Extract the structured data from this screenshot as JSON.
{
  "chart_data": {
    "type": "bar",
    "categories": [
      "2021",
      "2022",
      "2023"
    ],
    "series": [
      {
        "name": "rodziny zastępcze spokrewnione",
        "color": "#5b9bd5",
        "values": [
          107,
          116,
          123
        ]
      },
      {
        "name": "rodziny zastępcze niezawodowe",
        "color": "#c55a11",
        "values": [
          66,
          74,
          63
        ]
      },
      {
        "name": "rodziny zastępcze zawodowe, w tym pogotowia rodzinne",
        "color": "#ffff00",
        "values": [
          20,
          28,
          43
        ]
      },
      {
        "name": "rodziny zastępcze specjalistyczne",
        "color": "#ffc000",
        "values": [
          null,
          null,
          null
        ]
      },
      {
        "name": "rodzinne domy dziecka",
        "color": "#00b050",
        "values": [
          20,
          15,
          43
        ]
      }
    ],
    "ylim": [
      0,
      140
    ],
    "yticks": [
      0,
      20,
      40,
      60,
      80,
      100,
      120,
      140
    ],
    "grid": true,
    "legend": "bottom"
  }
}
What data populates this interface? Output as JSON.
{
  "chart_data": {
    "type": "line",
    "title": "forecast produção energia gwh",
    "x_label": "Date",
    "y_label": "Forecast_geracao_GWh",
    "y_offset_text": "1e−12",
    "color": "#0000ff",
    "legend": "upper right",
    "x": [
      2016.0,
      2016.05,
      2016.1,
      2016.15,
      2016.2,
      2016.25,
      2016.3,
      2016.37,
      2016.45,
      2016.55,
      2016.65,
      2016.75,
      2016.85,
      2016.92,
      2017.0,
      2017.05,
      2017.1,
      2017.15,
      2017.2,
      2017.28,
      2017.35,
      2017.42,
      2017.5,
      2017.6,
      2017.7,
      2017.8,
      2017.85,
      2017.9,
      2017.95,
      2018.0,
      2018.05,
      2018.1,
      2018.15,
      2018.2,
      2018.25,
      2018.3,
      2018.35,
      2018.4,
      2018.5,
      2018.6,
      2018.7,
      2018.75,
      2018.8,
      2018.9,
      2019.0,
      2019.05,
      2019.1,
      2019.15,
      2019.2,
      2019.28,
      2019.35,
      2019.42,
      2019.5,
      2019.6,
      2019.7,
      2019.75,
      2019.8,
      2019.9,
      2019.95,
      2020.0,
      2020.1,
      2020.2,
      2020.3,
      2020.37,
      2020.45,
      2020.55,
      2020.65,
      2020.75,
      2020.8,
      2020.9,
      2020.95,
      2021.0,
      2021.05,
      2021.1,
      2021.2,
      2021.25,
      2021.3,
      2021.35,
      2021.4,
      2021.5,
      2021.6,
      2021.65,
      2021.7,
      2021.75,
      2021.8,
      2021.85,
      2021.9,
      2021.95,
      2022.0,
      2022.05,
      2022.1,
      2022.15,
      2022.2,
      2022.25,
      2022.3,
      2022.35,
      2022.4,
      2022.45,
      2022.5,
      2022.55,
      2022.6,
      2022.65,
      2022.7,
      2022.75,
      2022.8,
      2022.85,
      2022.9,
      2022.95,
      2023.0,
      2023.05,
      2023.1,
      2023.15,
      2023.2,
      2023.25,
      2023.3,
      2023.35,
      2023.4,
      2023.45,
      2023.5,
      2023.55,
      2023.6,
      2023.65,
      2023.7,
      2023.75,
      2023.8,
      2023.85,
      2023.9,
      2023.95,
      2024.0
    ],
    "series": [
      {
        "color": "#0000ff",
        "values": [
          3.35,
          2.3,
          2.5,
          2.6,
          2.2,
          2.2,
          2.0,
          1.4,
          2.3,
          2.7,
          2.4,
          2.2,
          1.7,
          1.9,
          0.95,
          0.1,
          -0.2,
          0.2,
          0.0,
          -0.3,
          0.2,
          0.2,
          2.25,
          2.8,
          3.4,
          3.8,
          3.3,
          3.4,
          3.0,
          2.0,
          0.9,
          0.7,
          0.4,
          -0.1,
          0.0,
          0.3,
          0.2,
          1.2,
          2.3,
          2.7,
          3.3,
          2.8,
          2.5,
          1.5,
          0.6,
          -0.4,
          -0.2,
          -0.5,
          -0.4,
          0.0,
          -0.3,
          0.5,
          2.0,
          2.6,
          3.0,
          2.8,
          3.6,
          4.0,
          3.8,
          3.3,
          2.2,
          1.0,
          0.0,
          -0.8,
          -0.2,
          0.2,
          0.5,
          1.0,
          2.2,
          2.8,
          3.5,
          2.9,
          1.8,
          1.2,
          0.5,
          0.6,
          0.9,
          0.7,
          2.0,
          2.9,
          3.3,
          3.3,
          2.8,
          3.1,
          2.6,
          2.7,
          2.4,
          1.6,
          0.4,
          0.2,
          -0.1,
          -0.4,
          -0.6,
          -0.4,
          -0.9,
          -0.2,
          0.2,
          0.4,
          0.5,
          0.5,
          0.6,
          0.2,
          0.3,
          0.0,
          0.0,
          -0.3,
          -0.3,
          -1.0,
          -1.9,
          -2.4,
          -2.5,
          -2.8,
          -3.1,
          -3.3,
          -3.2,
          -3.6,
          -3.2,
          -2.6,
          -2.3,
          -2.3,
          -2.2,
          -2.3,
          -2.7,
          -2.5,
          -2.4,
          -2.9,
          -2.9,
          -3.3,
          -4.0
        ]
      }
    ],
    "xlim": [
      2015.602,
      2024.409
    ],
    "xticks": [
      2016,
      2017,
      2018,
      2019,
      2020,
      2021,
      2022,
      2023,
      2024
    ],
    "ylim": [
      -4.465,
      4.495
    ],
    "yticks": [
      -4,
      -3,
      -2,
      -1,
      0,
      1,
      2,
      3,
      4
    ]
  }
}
--------------------------------
▶ Exercise instructions: Please restate the data word for word, every record included.

▶ Exercise answer:
Extract the structured data from this screenshot as JSON.
{
  "chart_data": {
    "type": "bar",
    "categories": [
      "2021",
      "2022",
      "2023"
    ],
    "series": [
      {
        "name": "rodziny zastępcze spokrewnione",
        "color": "#5b9bd5",
        "values": [
          107,
          116,
          123
        ]
      },
      {
        "name": "rodziny zastępcze niezawodowe",
        "color": "#c55a11",
        "values": [
          66,
          74,
          63
        ]
      },
      {
        "name": "rodziny zastępcze zawodowe, w tym pogotowia rodzinne",
        "color": "#ffff00",
        "values": [
          20,
          28,
          43
        ]
      },
      {
        "name": "rodziny zastępcze specjalistyczne",
        "color": "#ffc000",
        "values": [
          null,
          null,
          null
        ]
      },
      {
        "name": "rodzinne domy dziecka",
        "color": "#00b050",
        "values": [
          20,
          15,
          43
        ]
      }
    ],
    "ylim": [
      0,
      140
    ],
    "yticks": [
      0,
      20,
      40,
      60,
      80,
      100,
      120,
      140
    ],
    "grid": true,
    "legend": "bottom"
  }
}
What data populates this interface? Output as JSON.
{
  "chart_data": {
    "type": "line",
    "title": "forecast produção energia gwh",
    "x_label": "Date",
    "y_label": "Forecast_geracao_GWh",
    "y_offset_text": "1e−12",
    "color": "#0000ff",
    "legend": "upper right",
    "x": [
      2016.0,
      2016.05,
      2016.1,
      2016.15,
      2016.2,
      2016.25,
      2016.3,
      2016.37,
      2016.45,
      2016.55,
      2016.65,
      2016.75,
      2016.85,
      2016.92,
      2017.0,
      2017.05,
      2017.1,
      2017.15,
      2017.2,
      2017.28,
      2017.35,
      2017.42,
      2017.5,
      2017.6,
      2017.7,
      2017.8,
      2017.85,
      2017.9,
      2017.95,
      2018.0,
      2018.05,
      2018.1,
      2018.15,
      2018.2,
      2018.25,
      2018.3,
      2018.35,
      2018.4,
      2018.5,
      2018.6,
      2018.7,
      2018.75,
      2018.8,
      2018.9,
      2019.0,
      2019.05,
      2019.1,
      2019.15,
      2019.2,
      2019.28,
      2019.35,
      2019.42,
      2019.5,
      2019.6,
      2019.7,
      2019.75,
      2019.8,
      2019.9,
      2019.95,
      2020.0,
      2020.1,
      2020.2,
      2020.3,
      2020.37,
      2020.45,
      2020.55,
      2020.65,
      2020.75,
      2020.8,
      2020.9,
      2020.95,
      2021.0,
      2021.05,
      2021.1,
      2021.2,
      2021.25,
      2021.3,
      2021.35,
      2021.4,
      2021.5,
      2021.6,
      2021.65,
      2021.7,
      2021.75,
      2021.8,
      2021.85,
      2021.9,
      2021.95,
      2022.0,
      2022.05,
      2022.1,
      2022.15,
      2022.2,
      2022.25,
      2022.3,
      2022.35,
      2022.4,
      2022.45,
      2022.5,
      2022.55,
      2022.6,
      2022.65,
      2022.7,
      2022.75,
      2022.8,
      2022.85,
      2022.9,
      2022.95,
      2023.0,
      2023.05,
      2023.1,
      2023.15,
      2023.2,
      2023.25,
      2023.3,
      2023.35,
      2023.4,
      2023.45,
      2023.5,
      2023.55,
      2023.6,
      2023.65,
      2023.7,
      2023.75,
      2023.8,
      2023.85,
      2023.9,
      2023.95,
      2024.0
    ],
    "series": [
      {
        "color": "#0000ff",
        "values": [
          3.35,
          2.3,
          2.5,
          2.6,
          2.2,
          2.2,
          2.0,
          1.4,
          2.3,
          2.7,
          2.4,
          2.2,
          1.7,
          1.9,
          0.95,
          0.1,
          -0.2,
          0.2,
          0.0,
          -0.3,
          0.2,
          0.2,
          2.25,
          2.8,
          3.4,
          3.8,
          3.3,
          3.4,
          3.0,
          2.0,
          0.9,
          0.7,
          0.4,
          -0.1,
          0.0,
          0.3,
          0.2,
          1.2,
          2.3,
          2.7,
          3.3,
          2.8,
          2.5,
          1.5,
          0.6,
          -0.4,
          -0.2,
          -0.5,
          -0.4,
          0.0,
          -0.3,
          0.5,
          2.0,
          2.6,
          3.0,
          2.8,
          3.6,
          4.0,
          3.8,
          3.3,
          2.2,
          1.0,
          0.0,
          -0.8,
          -0.2,
          0.2,
          0.5,
          1.0,
          2.2,
          2.8,
          3.5,
          2.9,
          1.8,
          1.2,
          0.5,
          0.6,
          0.9,
          0.7,
          2.0,
          2.9,
          3.3,
          3.3,
          2.8,
          3.1,
          2.6,
          2.7,
          2.4,
          1.6,
          0.4,
          0.2,
          -0.1,
          -0.4,
          -0.6,
          -0.4,
          -0.9,
          -0.2,
          0.2,
          0.4,
          0.5,
          0.5,
          0.6,
          0.2,
          0.3,
          0.0,
          0.0,
          -0.3,
          -0.3,
          -1.0,
          -1.9,
          -2.4,
          -2.5,
          -2.8,
          -3.1,
          -3.3,
          -3.2,
          -3.6,
          -3.2,
          -2.6,
          -2.3,
          -2.3,
          -2.2,
          -2.3,
          -2.7,
          -2.5,
          -2.4,
          -2.9,
          -2.9,
          -3.3,
          -4.0
        ]
      }
    ],
    "xlim": [
      2015.602,
      2024.409
    ],
    "xticks": [
      2016,
      2017,
      2018,
      2019,
      2020,
      2021,
      2022,
      2023,
      2024
    ],
    "ylim": [
      -4.465,
      4.495
    ],
    "yticks": [
      -4,
      -3,
      -2,
      -1,
      0,
      1,
      2,
      3,
      4
    ]
  }
}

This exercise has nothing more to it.